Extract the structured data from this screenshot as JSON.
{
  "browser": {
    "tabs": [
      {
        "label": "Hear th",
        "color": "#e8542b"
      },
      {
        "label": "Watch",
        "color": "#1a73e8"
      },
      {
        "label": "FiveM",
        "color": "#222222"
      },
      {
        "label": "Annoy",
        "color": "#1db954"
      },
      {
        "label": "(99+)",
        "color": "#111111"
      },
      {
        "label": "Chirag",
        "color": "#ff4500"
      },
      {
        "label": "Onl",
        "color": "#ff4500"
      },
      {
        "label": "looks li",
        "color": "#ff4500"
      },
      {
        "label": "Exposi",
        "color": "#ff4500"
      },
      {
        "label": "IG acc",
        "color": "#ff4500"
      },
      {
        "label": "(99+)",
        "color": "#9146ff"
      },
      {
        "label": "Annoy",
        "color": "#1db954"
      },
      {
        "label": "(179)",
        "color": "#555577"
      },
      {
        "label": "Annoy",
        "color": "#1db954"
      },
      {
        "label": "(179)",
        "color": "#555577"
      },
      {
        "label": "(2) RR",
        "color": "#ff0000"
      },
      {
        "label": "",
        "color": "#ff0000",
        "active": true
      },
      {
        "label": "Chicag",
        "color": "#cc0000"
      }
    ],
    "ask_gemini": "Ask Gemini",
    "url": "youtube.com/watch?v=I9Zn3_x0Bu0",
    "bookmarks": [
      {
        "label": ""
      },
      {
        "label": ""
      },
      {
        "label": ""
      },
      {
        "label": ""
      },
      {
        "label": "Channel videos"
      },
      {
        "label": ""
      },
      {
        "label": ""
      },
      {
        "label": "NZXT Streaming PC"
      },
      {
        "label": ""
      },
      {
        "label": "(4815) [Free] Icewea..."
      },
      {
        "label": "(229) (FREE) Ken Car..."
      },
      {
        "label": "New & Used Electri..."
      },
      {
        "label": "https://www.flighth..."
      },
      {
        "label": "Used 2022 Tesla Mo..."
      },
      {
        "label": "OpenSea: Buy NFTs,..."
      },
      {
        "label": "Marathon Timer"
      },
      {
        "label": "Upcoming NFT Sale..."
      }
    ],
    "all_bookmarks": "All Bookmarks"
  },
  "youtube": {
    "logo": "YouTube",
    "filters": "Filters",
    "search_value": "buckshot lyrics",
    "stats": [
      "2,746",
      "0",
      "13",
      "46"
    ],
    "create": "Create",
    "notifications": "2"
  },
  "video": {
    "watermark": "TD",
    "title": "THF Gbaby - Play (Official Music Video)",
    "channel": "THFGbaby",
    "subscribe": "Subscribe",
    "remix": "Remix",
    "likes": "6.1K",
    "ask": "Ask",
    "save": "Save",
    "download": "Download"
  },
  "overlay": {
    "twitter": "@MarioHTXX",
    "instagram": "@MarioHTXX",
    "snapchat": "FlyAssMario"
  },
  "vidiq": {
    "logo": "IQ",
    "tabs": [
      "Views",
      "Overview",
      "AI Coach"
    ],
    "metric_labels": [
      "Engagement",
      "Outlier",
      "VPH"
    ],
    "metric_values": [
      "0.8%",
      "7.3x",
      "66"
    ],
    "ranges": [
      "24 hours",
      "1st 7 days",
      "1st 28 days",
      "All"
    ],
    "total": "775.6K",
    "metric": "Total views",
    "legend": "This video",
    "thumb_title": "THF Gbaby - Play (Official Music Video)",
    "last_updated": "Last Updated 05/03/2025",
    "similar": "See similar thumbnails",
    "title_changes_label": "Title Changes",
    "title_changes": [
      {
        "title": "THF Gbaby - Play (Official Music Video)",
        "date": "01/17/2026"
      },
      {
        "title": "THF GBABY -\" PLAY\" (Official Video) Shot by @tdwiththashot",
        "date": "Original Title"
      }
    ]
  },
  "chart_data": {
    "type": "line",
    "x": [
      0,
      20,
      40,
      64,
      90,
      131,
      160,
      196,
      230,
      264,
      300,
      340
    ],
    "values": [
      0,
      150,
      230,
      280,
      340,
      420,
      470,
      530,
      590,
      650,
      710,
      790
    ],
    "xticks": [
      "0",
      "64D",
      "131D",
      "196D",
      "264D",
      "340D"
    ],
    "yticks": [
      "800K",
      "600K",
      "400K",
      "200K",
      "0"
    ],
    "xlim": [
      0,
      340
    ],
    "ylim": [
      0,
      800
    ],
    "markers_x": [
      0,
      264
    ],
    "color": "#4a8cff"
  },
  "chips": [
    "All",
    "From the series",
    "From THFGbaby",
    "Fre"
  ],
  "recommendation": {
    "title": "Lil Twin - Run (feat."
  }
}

Given instruction:
Copy out the whole listing exactly; please set it all down.

Answer:
Extract the structured data from this screenshot as JSON.
{
  "browser": {
    "tabs": [
      {
        "label": "Hear th",
        "color": "#e8542b"
      },
      {
        "label": "Watch",
        "color": "#1a73e8"
      },
      {
        "label": "FiveM",
        "color": "#222222"
      },
      {
        "label": "Annoy",
        "color": "#1db954"
      },
      {
        "label": "(99+)",
        "color": "#111111"
      },
      {
        "label": "Chirag",
        "color": "#ff4500"
      },
      {
        "label": "Onl",
        "color": "#ff4500"
      },
      {
        "label": "looks li",
        "color": "#ff4500"
      },
      {
        "label": "Exposi",
        "color": "#ff4500"
      },
      {
        "label": "IG acc",
        "color": "#ff4500"
      },
      {
        "label": "(99+)",
        "color": "#9146ff"
      },
      {
        "label": "Annoy",
        "color": "#1db954"
      },
      {
        "label": "(179)",
        "color": "#555577"
      },
      {
        "label": "Annoy",
        "color": "#1db954"
      },
      {
        "label": "(179)",
        "color": "#555577"
      },
      {
        "label": "(2) RR",
        "color": "#ff0000"
      },
      {
        "label": "",
        "color": "#ff0000",
        "active": true
      },
      {
        "label": "Chicag",
        "color": "#cc0000"
      }
    ],
    "ask_gemini": "Ask Gemini",
    "url": "youtube.com/watch?v=I9Zn3_x0Bu0",
    "bookmarks": [
      {
        "label": ""
      },
      {
        "label": ""
      },
      {
        "label": ""
      },
      {
        "label": ""
      },
      {
        "label": "Channel videos"
      },
      {
        "label": ""
      },
      {
        "label": ""
      },
      {
        "label": "NZXT Streaming PC"
      },
      {
        "label": ""
      },
      {
        "label": "(4815) [Free] Icewea..."
      },
      {
        "label": "(229) (FREE) Ken Car..."
      },
      {
        "label": "New & Used Electri..."
      },
      {
        "label": "https://www.flighth..."
      },
      {
        "label": "Used 2022 Tesla Mo..."
      },
      {
        "label": "OpenSea: Buy NFTs,..."
      },
      {
        "label": "Marathon Timer"
      },
      {
        "label": "Upcoming NFT Sale..."
      }
    ],
    "all_bookmarks": "All Bookmarks"
  },
  "youtube": {
    "logo": "YouTube",
    "filters": "Filters",
    "search_value": "buckshot lyrics",
    "stats": [
      "2,746",
      "0",
      "13",
      "46"
    ],
    "create": "Create",
    "notifications": "2"
  },
  "video": {
    "watermark": "TD",
    "title": "THF Gbaby - Play (Official Music Video)",
    "channel": "THFGbaby",
    "subscribe": "Subscribe",
    "remix": "Remix",
    "likes": "6.1K",
    "ask": "Ask",
    "save": "Save",
    "download": "Download"
  },
  "overlay": {
    "twitter": "@MarioHTXX",
    "instagram": "@MarioHTXX",
    "snapchat": "FlyAssMario"
  },
  "vidiq": {
    "logo": "IQ",
    "tabs": [
      "Views",
      "Overview",
      "AI Coach"
    ],
    "metric_labels": [
      "Engagement",
      "Outlier",
      "VPH"
    ],
    "metric_values": [
      "0.8%",
      "7.3x",
      "66"
    ],
    "ranges": [
      "24 hours",
      "1st 7 days",
      "1st 28 days",
      "All"
    ],
    "total": "775.6K",
    "metric": "Total views",
    "legend": "This video",
    "thumb_title": "THF Gbaby - Play (Official Music Video)",
    "last_updated": "Last Updated 05/03/2025",
    "similar": "See similar thumbnails",
    "title_changes_label": "Title Changes",
    "title_changes": [
      {
        "title": "THF Gbaby - Play (Official Music Video)",
        "date": "01/17/2026"
      },
      {
        "title": "THF GBABY -\" PLAY\" (Official Video) Shot by @tdwiththashot",
        "date": "Original Title"
      }
    ]
  },
  "chart_data": {
    "type": "line",
    "x": [
      0,
      20,
      40,
      64,
      90,
      131,
      160,
      196,
      230,
      264,
      300,
      340
    ],
    "values": [
      0,
      150,
      230,
      280,
      340,
      420,
      470,
      530,
      590,
      650,
      710,
      790
    ],
    "xticks": [
      "0",
      "64D",
      "131D",
      "196D",
      "264D",
      "340D"
    ],
    "yticks": [
      "800K",
      "600K",
      "400K",
      "200K",
      "0"
    ],
    "xlim": [
      0,
      340
    ],
    "ylim": [
      0,
      800
    ],
    "markers_x": [
      0,
      264
    ],
    "color": "#4a8cff"
  },
  "chips": [
    "All",
    "From the series",
    "From THFGbaby",
    "Fre"
  ],
  "recommendation": {
    "title": "Lil Twin - Run (feat."
  }
}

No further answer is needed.